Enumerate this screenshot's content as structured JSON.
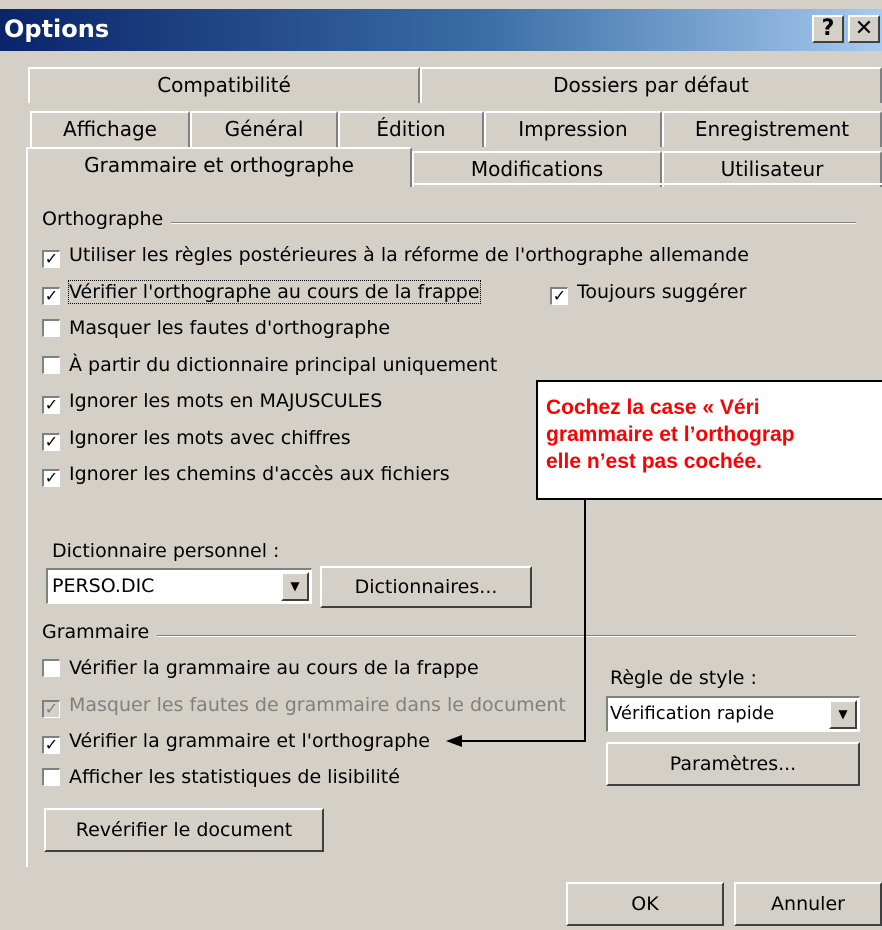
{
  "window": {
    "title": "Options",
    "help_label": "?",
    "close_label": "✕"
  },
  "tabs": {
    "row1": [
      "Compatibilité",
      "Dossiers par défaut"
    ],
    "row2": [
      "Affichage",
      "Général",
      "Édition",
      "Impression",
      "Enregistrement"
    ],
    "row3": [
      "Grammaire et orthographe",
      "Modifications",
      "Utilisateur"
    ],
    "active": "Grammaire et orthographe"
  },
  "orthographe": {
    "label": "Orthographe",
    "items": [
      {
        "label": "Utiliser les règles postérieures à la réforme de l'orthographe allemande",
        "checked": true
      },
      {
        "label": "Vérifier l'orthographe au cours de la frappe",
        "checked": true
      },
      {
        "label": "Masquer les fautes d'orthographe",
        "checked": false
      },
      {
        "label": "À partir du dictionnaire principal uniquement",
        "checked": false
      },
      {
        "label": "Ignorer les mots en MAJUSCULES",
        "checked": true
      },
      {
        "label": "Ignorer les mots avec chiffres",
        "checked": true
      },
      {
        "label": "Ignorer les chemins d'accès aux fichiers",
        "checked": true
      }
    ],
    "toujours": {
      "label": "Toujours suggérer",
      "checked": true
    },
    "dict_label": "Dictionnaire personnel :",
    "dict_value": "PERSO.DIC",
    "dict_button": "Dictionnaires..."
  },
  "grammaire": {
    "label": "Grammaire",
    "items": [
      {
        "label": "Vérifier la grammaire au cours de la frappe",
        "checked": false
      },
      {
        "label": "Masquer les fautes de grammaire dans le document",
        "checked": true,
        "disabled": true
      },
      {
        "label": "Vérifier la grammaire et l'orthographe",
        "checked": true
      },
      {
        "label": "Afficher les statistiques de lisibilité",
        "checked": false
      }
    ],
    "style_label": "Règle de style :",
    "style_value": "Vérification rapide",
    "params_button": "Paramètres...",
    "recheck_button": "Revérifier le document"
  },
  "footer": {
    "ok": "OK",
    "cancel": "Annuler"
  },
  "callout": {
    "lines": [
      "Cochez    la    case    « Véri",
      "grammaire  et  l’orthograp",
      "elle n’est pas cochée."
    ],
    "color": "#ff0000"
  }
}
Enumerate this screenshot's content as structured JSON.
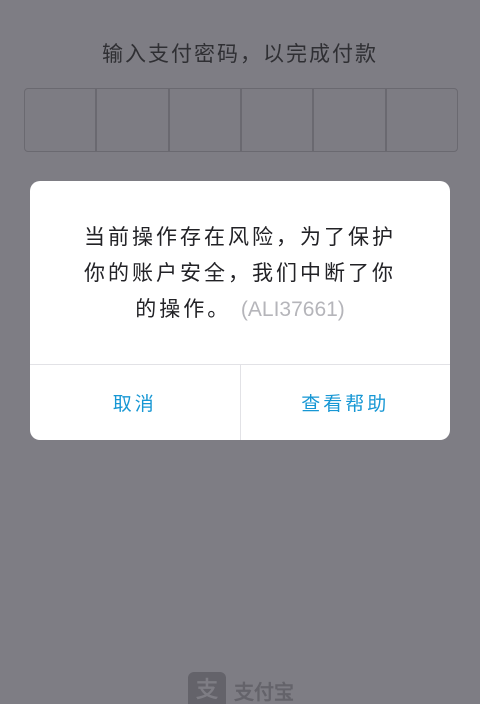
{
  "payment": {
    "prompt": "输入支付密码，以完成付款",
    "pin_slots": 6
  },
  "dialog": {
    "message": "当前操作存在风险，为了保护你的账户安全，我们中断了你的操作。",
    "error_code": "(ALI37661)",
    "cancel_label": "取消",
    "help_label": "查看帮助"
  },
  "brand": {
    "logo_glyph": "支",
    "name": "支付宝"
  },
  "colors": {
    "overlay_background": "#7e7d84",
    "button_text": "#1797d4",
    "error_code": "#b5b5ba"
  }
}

□ □ □ □ □

## Job
Look over the listing above. Pick out and copy every line that includes "fautes".

## Task solution
        "label": "Masquer les fautes d'orthographe",
        "label": "Masquer les fautes de grammaire dans le document",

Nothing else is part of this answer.